From the listing below, tally the lines that include "price". Return only the total.

BEGIN Material to process

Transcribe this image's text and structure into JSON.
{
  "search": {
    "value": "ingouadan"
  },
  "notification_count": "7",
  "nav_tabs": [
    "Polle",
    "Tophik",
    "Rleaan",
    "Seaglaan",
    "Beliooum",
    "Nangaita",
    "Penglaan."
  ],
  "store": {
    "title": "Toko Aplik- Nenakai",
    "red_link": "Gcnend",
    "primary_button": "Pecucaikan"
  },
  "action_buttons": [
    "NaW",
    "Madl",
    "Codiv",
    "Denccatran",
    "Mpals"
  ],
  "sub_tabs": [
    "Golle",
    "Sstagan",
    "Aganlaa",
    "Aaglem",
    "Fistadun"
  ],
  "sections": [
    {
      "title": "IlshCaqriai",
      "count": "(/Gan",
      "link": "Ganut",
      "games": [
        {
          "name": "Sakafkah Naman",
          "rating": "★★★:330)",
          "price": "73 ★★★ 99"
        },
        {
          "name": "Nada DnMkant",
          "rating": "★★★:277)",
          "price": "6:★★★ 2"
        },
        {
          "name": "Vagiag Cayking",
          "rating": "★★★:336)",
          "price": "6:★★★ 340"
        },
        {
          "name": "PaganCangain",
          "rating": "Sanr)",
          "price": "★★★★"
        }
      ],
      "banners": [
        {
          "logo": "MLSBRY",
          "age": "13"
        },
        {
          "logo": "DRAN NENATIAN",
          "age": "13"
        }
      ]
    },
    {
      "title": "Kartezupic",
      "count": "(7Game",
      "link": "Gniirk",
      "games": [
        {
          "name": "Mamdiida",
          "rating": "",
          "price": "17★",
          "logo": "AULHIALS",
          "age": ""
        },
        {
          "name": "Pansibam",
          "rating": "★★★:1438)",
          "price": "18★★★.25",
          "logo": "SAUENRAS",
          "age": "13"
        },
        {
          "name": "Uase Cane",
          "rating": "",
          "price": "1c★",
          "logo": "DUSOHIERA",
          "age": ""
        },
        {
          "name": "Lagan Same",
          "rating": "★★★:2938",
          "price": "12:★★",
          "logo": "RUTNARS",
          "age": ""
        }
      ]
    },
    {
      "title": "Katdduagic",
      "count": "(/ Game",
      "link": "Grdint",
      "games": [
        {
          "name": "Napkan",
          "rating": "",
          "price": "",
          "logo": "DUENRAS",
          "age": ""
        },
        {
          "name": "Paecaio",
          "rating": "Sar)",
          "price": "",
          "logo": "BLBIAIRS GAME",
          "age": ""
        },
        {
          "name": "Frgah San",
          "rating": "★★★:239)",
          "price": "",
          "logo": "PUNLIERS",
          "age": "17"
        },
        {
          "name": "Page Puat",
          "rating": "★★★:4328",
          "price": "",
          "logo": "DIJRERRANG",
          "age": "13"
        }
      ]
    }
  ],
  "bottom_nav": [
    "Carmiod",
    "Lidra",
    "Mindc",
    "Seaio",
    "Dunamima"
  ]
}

END Material to process

> [The response]:
12